Task objective:
Retype exactly the lines from the one containing "Type out the text in this image." through the last line of the records below, including both, and leave out any pictures.

Extracted records:
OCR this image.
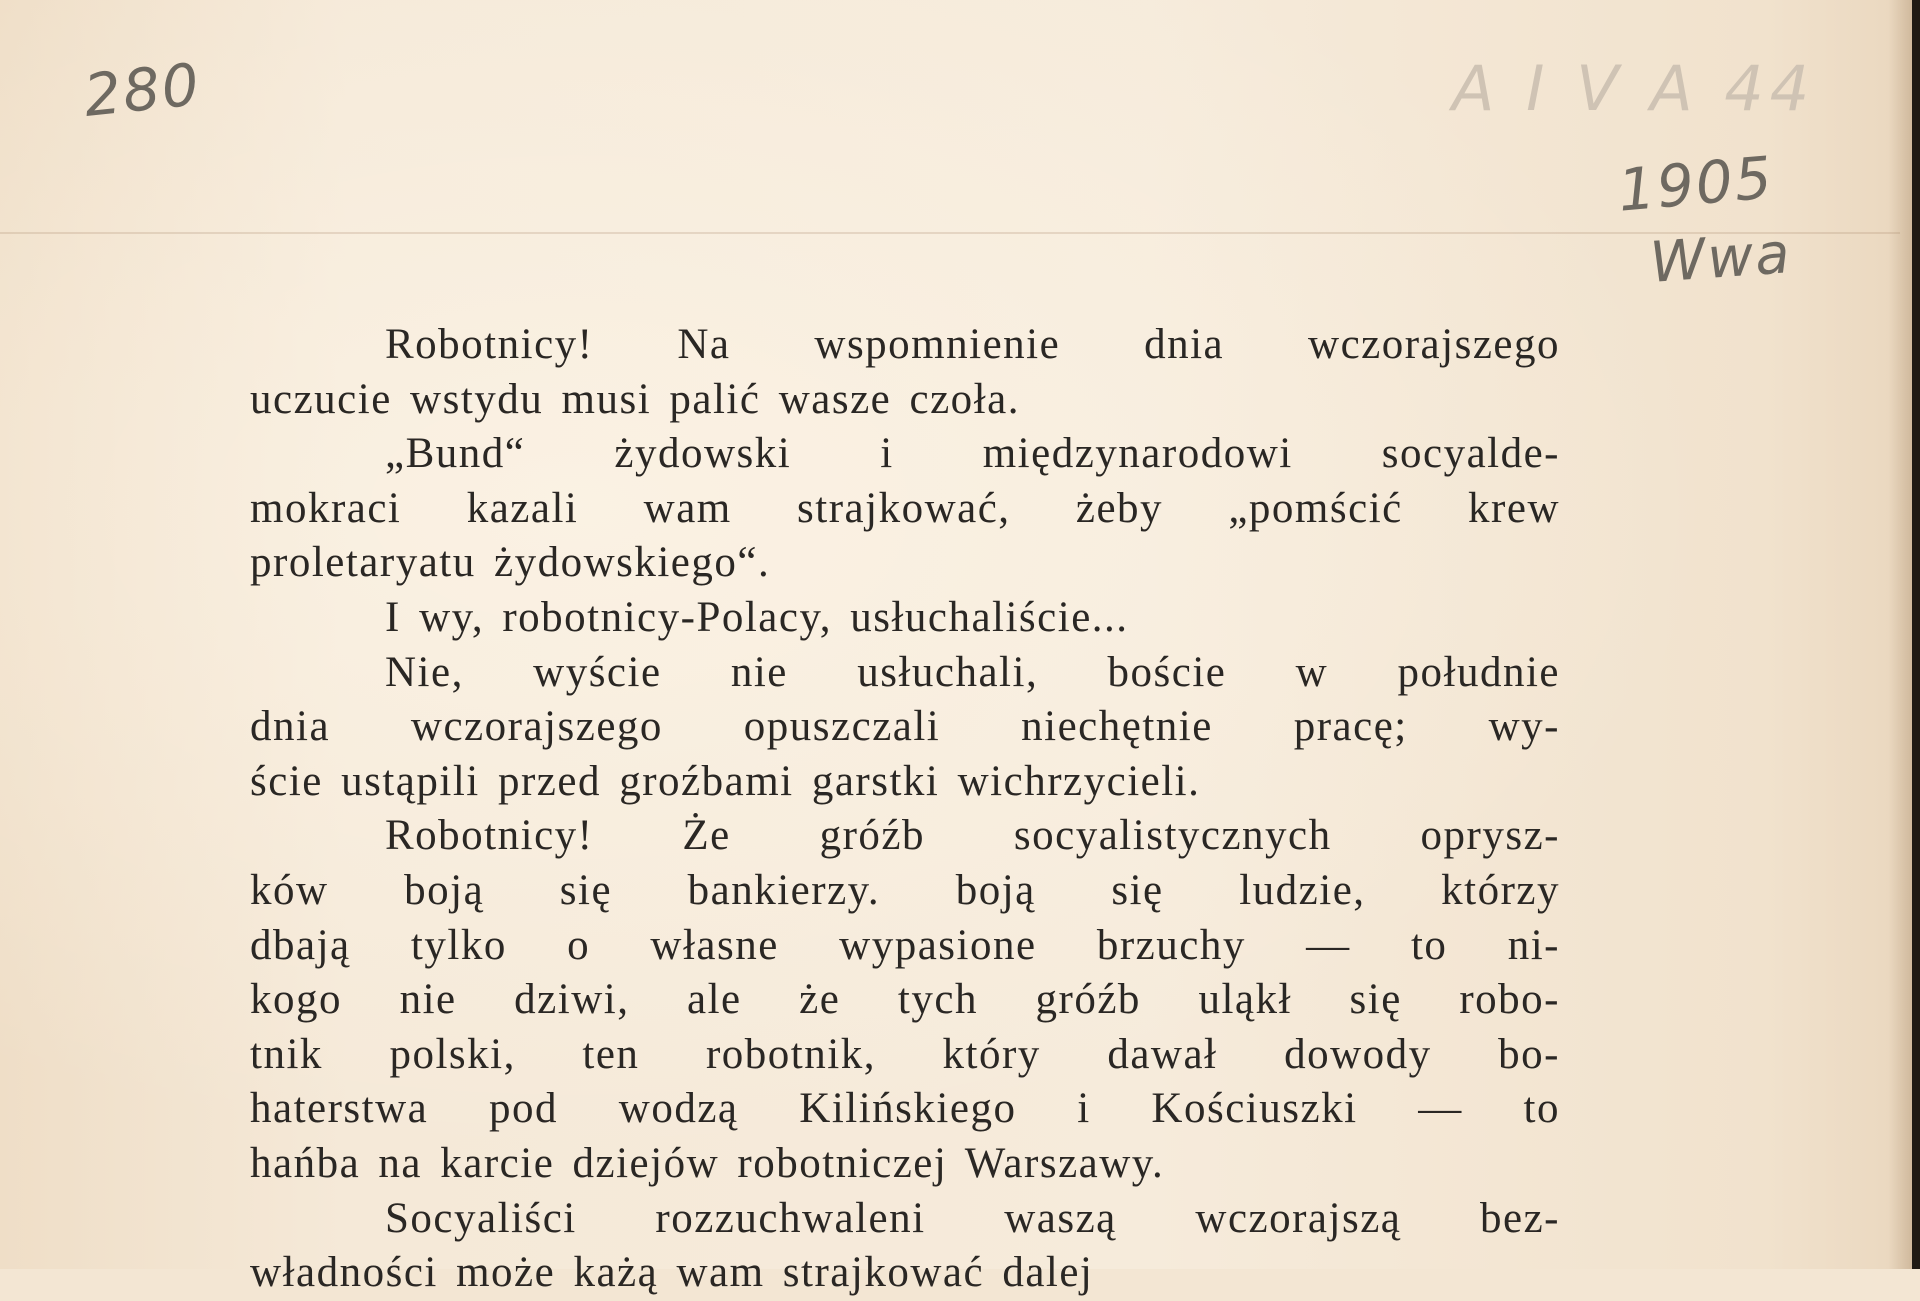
280	A I V A 44
1905
Wwa
Robotnicy! Na wspomnienie dnia wczorajszego
uczucie wstydu musi palić wasze czoła.
„Bund“ żydowski i międzynarodowi socyalde-
mokraci kazali wam strajkować, żeby „pomścić krew
proletaryatu żydowskiego“.
I wy, robotnicy-Polacy, usłuchaliście...
Nie, wyście nie usłuchali, boście w południe
dnia wczorajszego opuszczali niechętnie pracę; wy-
ście ustąpili przed groźbami garstki wichrzycieli.
Robotnicy! Że gróźb socyalistycznych oprysz-
ków boją się bankierzy. boją się ludzie, którzy
dbają tylko o własne wypasione brzuchy — to ni-
kogo nie dziwi, ale że tych gróźb uląkł się robo-
tnik polski, ten robotnik, który dawał dowody bo-
haterstwa pod wodzą Kilińskiego i Kościuszki — to
hańba na karcie dziejów robotniczej Warszawy.
Socyaliści rozzuchwaleni waszą wczorajszą bez-
władności może każą wam strajkować dalej
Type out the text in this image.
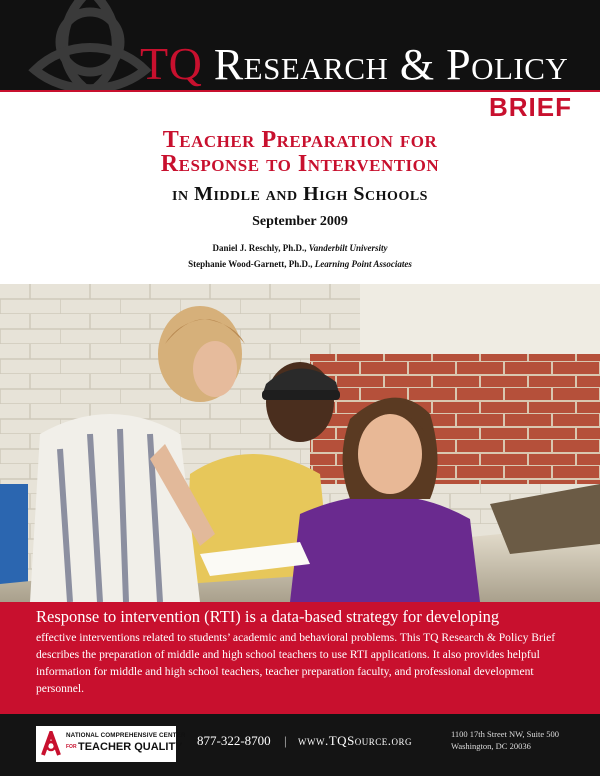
TQ Research & Policy
BRIEF
Teacher Preparation for
Response to Intervention
in Middle and High Schools
September 2009
Daniel J. Reschly, Ph.D., Vanderbilt University
Stephanie Wood-Garnett, Ph.D., Learning Point Associates
Response to intervention (RTI) is a data-based strategy for developing
effective interventions related to students’ academic and behavioral problems. This TQ Research & Policy Brief describes the preparation of middle and high school teachers to use RTI applications. It also provides helpful information for middle and high school teachers, teacher preparation faculty, and professional development personnel.
NATIONAL COMPREHENSIVE CENTER
FOR TEACHER QUALITY 877-322-8700 | www.TQSource.org	1100 17th Street NW, Suite 500
Washington, DC 20036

Full answer:
Type out the text in this image.
TQ Research & Policy
BRIEF
Teacher Preparation for
Response to Intervention
in Middle and High Schools
September 2009
Daniel J. Reschly, Ph.D., Vanderbilt University
Stephanie Wood-Garnett, Ph.D., Learning Point Associates
Response to intervention (RTI) is a data-based strategy for developing
effective interventions related to students’ academic and behavioral problems. This TQ Research & Policy Brief describes the preparation of middle and high school teachers to use RTI applications. It also provides helpful information for middle and high school teachers, teacher preparation faculty, and professional development personnel.
NATIONAL COMPREHENSIVE CENTER
FOR TEACHER QUALITY 877-322-8700 | www.TQSource.org	1100 17th Street NW, Suite 500
Washington, DC 20036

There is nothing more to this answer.